# [AIM]
Each entry must appear again exactly as it does in the source.

──────── INPUT

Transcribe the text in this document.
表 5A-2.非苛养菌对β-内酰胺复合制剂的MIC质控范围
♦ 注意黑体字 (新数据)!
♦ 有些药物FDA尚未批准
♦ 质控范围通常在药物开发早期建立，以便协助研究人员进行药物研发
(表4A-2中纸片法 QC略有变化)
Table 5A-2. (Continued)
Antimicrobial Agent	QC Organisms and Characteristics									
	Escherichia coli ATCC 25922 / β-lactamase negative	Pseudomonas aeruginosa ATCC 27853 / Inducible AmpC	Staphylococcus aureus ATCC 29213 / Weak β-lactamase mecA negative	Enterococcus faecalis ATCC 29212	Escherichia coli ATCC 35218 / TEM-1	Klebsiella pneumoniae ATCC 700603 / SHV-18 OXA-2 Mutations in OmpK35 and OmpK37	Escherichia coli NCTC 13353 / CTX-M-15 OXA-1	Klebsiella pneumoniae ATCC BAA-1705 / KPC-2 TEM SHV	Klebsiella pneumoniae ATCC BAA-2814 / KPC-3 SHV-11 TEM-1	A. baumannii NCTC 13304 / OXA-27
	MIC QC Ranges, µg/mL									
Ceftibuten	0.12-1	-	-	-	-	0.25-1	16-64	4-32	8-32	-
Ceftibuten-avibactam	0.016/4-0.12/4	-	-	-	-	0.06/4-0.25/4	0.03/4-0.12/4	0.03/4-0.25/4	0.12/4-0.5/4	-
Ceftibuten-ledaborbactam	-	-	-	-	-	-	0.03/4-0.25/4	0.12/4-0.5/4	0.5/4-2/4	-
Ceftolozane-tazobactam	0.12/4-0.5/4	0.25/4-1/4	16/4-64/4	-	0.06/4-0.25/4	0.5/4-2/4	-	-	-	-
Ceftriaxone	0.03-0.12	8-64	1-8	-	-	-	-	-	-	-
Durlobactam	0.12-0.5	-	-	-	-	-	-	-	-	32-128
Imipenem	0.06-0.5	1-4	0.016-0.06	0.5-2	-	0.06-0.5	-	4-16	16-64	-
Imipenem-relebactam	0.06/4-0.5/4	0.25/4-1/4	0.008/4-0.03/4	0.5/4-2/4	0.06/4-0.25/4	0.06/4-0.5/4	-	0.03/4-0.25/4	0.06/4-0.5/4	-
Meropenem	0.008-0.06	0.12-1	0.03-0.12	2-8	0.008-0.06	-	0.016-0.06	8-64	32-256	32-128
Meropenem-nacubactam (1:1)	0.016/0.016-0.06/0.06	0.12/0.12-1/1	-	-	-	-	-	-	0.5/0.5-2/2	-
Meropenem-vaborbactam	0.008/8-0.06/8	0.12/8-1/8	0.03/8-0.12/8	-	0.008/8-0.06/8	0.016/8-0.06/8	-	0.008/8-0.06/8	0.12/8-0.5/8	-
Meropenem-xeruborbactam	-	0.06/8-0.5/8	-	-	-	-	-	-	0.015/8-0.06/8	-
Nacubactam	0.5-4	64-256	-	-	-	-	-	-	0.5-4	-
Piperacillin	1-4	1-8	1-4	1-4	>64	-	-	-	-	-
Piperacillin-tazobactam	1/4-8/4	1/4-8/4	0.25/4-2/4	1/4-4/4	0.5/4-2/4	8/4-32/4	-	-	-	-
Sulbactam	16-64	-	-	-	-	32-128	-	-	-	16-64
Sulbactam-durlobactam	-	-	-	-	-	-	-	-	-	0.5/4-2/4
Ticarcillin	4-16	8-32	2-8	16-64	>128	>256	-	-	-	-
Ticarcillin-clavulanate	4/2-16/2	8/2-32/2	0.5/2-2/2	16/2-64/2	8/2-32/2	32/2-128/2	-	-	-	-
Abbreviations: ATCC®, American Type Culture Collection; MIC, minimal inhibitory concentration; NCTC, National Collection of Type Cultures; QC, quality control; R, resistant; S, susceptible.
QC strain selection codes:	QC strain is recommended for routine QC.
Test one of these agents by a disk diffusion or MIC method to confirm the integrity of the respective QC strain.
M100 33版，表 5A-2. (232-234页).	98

────────────────

# [RESPONSE FOR THIS EXERCISE]
Transcribe the text in this document.
表 5A-2.非苛养菌对β-内酰胺复合制剂的MIC质控范围
♦ 注意黑体字 (新数据)!
♦ 有些药物FDA尚未批准
♦ 质控范围通常在药物开发早期建立，以便协助研究人员进行药物研发
(表4A-2中纸片法 QC略有变化)
Table 5A-2. (Continued)
Antimicrobial Agent	QC Organisms and Characteristics									
	Escherichia coli ATCC 25922 / β-lactamase negative	Pseudomonas aeruginosa ATCC 27853 / Inducible AmpC	Staphylococcus aureus ATCC 29213 / Weak β-lactamase mecA negative	Enterococcus faecalis ATCC 29212	Escherichia coli ATCC 35218 / TEM-1	Klebsiella pneumoniae ATCC 700603 / SHV-18 OXA-2 Mutations in OmpK35 and OmpK37	Escherichia coli NCTC 13353 / CTX-M-15 OXA-1	Klebsiella pneumoniae ATCC BAA-1705 / KPC-2 TEM SHV	Klebsiella pneumoniae ATCC BAA-2814 / KPC-3 SHV-11 TEM-1	A. baumannii NCTC 13304 / OXA-27
	MIC QC Ranges, µg/mL									
Ceftibuten	0.12-1	-	-	-	-	0.25-1	16-64	4-32	8-32	-
Ceftibuten-avibactam	0.016/4-0.12/4	-	-	-	-	0.06/4-0.25/4	0.03/4-0.12/4	0.03/4-0.25/4	0.12/4-0.5/4	-
Ceftibuten-ledaborbactam	-	-	-	-	-	-	0.03/4-0.25/4	0.12/4-0.5/4	0.5/4-2/4	-
Ceftolozane-tazobactam	0.12/4-0.5/4	0.25/4-1/4	16/4-64/4	-	0.06/4-0.25/4	0.5/4-2/4	-	-	-	-
Ceftriaxone	0.03-0.12	8-64	1-8	-	-	-	-	-	-	-
Durlobactam	0.12-0.5	-	-	-	-	-	-	-	-	32-128
Imipenem	0.06-0.5	1-4	0.016-0.06	0.5-2	-	0.06-0.5	-	4-16	16-64	-
Imipenem-relebactam	0.06/4-0.5/4	0.25/4-1/4	0.008/4-0.03/4	0.5/4-2/4	0.06/4-0.25/4	0.06/4-0.5/4	-	0.03/4-0.25/4	0.06/4-0.5/4	-
Meropenem	0.008-0.06	0.12-1	0.03-0.12	2-8	0.008-0.06	-	0.016-0.06	8-64	32-256	32-128
Meropenem-nacubactam (1:1)	0.016/0.016-0.06/0.06	0.12/0.12-1/1	-	-	-	-	-	-	0.5/0.5-2/2	-
Meropenem-vaborbactam	0.008/8-0.06/8	0.12/8-1/8	0.03/8-0.12/8	-	0.008/8-0.06/8	0.016/8-0.06/8	-	0.008/8-0.06/8	0.12/8-0.5/8	-
Meropenem-xeruborbactam	-	0.06/8-0.5/8	-	-	-	-	-	-	0.015/8-0.06/8	-
Nacubactam	0.5-4	64-256	-	-	-	-	-	-	0.5-4	-
Piperacillin	1-4	1-8	1-4	1-4	>64	-	-	-	-	-
Piperacillin-tazobactam	1/4-8/4	1/4-8/4	0.25/4-2/4	1/4-4/4	0.5/4-2/4	8/4-32/4	-	-	-	-
Sulbactam	16-64	-	-	-	-	32-128	-	-	-	16-64
Sulbactam-durlobactam	-	-	-	-	-	-	-	-	-	0.5/4-2/4
Ticarcillin	4-16	8-32	2-8	16-64	>128	>256	-	-	-	-
Ticarcillin-clavulanate	4/2-16/2	8/2-32/2	0.5/2-2/2	16/2-64/2	8/2-32/2	32/2-128/2	-	-	-	-
Abbreviations: ATCC®, American Type Culture Collection; MIC, minimal inhibitory concentration; NCTC, National Collection of Type Cultures; QC, quality control; R, resistant; S, susceptible.
QC strain selection codes:	QC strain is recommended for routine QC.
Test one of these agents by a disk diffusion or MIC method to confirm the integrity of the respective QC strain.
M100 33版，表 5A-2. (232-234页).	98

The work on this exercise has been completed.